- _Problem details_
Which lines contain the word "Default"? Return each of them as written.

(Data excerpts)
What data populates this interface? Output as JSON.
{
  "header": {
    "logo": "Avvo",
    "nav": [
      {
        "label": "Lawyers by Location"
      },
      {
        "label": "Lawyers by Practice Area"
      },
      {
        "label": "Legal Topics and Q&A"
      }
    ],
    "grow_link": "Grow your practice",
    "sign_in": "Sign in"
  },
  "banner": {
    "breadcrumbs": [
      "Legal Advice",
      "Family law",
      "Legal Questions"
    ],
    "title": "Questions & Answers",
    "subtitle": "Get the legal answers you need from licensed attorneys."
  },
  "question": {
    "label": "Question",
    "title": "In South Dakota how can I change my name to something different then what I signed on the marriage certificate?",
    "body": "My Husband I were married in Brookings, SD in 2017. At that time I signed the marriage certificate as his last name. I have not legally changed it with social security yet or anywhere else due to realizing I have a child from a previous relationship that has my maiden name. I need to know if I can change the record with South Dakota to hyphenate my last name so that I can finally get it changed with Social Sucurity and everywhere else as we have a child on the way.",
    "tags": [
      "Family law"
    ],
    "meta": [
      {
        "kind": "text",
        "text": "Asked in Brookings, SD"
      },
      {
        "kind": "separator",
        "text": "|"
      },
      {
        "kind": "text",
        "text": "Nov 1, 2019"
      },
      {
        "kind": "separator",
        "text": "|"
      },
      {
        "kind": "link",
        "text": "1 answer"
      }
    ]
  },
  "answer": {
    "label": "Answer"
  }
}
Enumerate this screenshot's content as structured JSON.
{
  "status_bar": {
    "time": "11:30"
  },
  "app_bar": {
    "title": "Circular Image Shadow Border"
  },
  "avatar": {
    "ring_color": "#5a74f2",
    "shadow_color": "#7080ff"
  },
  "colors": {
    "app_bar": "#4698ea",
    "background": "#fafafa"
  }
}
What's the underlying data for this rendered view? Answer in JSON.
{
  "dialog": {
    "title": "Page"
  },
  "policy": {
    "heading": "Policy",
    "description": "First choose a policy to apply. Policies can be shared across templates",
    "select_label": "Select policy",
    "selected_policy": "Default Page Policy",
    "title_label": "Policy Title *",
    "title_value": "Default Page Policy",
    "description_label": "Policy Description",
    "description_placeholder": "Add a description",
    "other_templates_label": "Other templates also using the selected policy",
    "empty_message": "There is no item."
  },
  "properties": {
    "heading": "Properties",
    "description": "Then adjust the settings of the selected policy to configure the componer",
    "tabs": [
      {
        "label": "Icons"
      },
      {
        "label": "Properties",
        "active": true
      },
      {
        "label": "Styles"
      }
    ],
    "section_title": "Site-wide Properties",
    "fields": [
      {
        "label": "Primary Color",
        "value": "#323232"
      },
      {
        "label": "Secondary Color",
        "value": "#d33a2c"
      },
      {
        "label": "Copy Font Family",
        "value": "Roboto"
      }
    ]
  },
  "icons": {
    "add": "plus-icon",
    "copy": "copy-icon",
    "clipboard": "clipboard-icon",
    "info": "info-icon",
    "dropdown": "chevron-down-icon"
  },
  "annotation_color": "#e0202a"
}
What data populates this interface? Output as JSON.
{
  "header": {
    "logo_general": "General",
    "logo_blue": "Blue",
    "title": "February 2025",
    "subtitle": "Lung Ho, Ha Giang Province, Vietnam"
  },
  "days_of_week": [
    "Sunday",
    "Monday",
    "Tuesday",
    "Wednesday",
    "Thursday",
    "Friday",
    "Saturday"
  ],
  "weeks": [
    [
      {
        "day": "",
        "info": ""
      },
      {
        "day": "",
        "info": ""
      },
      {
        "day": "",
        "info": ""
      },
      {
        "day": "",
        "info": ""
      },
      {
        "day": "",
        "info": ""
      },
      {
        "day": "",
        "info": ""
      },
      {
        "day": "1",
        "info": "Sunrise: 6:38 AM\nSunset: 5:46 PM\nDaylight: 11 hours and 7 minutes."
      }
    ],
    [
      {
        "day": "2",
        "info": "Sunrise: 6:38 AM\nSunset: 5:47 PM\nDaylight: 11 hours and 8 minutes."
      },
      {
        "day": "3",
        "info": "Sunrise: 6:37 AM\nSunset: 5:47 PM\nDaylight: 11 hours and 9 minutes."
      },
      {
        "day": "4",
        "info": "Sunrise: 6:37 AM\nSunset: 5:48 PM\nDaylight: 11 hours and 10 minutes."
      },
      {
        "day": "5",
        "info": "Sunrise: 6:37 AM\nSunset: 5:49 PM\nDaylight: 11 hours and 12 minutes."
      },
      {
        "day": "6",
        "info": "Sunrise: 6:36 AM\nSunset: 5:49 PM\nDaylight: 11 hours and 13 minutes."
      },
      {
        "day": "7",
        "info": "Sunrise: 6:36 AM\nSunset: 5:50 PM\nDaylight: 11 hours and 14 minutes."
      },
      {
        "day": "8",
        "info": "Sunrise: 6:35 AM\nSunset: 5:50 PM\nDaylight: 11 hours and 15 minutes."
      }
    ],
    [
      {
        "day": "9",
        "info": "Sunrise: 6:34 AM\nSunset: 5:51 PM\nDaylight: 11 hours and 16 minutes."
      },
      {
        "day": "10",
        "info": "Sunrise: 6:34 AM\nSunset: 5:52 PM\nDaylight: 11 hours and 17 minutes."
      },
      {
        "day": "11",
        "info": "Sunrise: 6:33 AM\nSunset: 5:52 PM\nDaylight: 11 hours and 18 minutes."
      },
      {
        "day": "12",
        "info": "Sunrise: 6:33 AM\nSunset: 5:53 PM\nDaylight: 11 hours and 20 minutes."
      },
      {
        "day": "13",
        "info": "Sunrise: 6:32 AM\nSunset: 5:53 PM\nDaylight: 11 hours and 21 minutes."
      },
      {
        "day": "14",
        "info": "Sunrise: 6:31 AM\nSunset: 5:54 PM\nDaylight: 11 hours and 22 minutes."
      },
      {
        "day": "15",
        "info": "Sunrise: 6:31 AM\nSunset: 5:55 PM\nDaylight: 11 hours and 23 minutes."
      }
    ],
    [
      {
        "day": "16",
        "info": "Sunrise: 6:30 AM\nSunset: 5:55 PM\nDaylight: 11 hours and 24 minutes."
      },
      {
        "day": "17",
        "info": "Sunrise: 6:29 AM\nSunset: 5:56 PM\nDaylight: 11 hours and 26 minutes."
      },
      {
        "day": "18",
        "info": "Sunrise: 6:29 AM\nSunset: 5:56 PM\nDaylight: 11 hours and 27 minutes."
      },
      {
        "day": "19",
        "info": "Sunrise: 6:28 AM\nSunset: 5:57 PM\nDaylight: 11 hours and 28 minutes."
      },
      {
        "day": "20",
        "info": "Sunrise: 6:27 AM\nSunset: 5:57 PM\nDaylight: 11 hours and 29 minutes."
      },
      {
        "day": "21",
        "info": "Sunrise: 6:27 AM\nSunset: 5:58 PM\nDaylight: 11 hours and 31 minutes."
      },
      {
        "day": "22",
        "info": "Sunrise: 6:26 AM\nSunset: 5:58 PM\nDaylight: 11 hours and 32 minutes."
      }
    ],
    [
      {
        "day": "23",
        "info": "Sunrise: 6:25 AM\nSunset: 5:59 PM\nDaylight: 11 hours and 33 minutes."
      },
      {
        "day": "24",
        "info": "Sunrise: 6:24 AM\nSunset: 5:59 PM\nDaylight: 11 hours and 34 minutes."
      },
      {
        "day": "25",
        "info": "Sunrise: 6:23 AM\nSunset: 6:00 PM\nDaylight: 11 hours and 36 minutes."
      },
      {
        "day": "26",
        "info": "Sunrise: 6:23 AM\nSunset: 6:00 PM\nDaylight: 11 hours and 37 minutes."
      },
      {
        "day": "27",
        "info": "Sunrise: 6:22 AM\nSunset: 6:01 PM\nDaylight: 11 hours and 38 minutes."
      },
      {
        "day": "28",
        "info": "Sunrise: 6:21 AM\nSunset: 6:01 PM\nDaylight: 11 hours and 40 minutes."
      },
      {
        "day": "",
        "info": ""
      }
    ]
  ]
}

- _Reply to the task_
    "selected_policy": "Default Page Policy",
    "title_value": "Default Page Policy",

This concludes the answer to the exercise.